• **SHORT PROBLEM**
Track down each line that has the word "have" and copy it.

• **SUPPLIED RECORDS**
════════

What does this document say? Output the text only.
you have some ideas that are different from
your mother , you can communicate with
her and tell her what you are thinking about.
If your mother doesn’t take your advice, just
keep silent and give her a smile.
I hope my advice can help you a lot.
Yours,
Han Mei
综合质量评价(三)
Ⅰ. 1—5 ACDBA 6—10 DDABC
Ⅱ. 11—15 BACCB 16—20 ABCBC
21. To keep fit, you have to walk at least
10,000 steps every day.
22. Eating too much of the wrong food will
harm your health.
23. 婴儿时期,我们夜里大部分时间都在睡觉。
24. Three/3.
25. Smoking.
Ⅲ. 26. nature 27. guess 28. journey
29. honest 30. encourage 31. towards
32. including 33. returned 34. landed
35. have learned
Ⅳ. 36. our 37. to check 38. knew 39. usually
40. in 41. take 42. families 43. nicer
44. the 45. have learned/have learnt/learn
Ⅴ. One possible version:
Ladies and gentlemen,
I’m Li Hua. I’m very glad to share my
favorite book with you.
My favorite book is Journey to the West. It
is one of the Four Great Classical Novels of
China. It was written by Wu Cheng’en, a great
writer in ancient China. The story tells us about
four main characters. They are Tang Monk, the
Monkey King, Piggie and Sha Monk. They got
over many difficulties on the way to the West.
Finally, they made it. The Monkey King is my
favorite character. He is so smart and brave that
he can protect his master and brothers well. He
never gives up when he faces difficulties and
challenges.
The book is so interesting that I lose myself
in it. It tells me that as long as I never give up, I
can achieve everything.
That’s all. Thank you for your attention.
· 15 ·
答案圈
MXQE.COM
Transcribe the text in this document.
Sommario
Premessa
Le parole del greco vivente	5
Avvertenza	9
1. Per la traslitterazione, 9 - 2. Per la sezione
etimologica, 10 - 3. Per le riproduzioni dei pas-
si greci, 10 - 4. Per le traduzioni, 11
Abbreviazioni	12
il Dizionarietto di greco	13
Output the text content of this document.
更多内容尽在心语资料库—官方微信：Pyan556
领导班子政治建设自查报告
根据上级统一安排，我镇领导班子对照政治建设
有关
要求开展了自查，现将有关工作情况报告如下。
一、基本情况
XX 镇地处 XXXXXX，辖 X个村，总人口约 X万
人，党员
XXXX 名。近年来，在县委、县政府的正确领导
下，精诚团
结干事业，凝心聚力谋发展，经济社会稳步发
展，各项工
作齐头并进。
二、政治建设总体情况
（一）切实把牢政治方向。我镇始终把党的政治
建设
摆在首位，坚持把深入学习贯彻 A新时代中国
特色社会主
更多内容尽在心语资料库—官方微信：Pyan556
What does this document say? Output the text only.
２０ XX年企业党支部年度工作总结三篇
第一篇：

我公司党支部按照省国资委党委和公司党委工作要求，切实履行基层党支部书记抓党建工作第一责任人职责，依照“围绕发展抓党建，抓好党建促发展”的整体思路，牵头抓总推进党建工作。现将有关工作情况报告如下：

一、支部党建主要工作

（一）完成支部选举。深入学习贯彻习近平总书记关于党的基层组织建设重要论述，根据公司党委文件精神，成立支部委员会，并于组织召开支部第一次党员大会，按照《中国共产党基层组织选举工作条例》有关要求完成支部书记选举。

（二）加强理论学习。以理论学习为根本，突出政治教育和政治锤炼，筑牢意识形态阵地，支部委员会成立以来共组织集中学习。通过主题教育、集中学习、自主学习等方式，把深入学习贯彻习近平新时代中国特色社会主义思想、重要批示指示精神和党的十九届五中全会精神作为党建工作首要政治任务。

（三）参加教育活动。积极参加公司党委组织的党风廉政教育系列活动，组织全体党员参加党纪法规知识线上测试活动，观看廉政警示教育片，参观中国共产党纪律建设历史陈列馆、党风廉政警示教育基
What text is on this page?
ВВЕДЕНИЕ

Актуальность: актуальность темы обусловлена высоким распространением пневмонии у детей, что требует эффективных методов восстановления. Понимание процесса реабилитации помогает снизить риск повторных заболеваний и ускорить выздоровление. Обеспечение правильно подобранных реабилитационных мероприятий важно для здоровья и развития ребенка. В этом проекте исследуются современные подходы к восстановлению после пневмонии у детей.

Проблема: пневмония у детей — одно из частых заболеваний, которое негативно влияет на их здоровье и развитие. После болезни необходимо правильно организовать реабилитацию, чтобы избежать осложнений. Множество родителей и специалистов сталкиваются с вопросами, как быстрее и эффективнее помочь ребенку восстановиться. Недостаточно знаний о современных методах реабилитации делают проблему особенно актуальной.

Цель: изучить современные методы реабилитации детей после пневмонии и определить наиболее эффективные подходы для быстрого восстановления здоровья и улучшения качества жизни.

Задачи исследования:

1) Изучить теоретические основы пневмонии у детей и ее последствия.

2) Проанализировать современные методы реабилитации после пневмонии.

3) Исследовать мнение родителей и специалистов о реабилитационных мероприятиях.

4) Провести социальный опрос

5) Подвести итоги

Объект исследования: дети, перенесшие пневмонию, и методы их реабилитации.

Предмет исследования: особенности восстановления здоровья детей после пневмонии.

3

════════

• **TASK OUTPUT**
you have some ideas that are different from
21. To keep fit, you have to walk at least
35. have learned
44. the 45. have learned/have learnt/learn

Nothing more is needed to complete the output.